* [GIVEN RECORDS]
"""

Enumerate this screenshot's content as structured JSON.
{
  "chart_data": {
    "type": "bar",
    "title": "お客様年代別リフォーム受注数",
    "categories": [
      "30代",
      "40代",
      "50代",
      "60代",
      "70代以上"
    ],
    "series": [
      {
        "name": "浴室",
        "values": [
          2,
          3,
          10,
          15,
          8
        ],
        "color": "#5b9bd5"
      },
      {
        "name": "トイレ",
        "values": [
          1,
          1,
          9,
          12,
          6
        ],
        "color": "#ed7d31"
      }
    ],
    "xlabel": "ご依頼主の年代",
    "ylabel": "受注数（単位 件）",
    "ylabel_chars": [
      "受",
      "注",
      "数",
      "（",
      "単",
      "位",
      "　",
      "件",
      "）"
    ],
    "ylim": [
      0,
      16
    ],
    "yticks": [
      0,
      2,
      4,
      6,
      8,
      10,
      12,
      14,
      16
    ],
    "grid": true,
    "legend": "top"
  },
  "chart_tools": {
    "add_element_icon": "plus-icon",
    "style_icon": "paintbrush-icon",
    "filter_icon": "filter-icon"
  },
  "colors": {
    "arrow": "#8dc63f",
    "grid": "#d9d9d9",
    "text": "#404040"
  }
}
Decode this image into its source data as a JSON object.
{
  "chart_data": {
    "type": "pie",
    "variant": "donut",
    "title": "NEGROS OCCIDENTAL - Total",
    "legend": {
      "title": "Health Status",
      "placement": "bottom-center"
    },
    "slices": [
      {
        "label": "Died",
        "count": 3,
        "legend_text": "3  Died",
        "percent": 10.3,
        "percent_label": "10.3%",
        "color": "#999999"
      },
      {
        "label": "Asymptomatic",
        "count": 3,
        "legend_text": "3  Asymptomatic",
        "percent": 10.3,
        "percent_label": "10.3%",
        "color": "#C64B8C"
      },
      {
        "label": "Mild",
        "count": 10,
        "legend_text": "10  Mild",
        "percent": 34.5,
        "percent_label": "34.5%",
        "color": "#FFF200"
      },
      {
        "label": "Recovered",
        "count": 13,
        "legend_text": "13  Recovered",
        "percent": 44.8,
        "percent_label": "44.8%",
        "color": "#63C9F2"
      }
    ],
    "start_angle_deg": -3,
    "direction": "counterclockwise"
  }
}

"""

* [YOUR GOAL]
Would you quote, exactly and only, the lines from the one containing "Decode this image" to the end of the entries?

* [EXERCISE ANSWER]
Decode this image into its source data as a JSON object.
{
  "chart_data": {
    "type": "pie",
    "variant": "donut",
    "title": "NEGROS OCCIDENTAL - Total",
    "legend": {
      "title": "Health Status",
      "placement": "bottom-center"
    },
    "slices": [
      {
        "label": "Died",
        "count": 3,
        "legend_text": "3  Died",
        "percent": 10.3,
        "percent_label": "10.3%",
        "color": "#999999"
      },
      {
        "label": "Asymptomatic",
        "count": 3,
        "legend_text": "3  Asymptomatic",
        "percent": 10.3,
        "percent_label": "10.3%",
        "color": "#C64B8C"
      },
      {
        "label": "Mild",
        "count": 10,
        "legend_text": "10  Mild",
        "percent": 34.5,
        "percent_label": "34.5%",
        "color": "#FFF200"
      },
      {
        "label": "Recovered",
        "count": 13,
        "legend_text": "13  Recovered",
        "percent": 44.8,
        "percent_label": "44.8%",
        "color": "#63C9F2"
      }
    ],
    "start_angle_deg": -3,
    "direction": "counterclockwise"
  }
}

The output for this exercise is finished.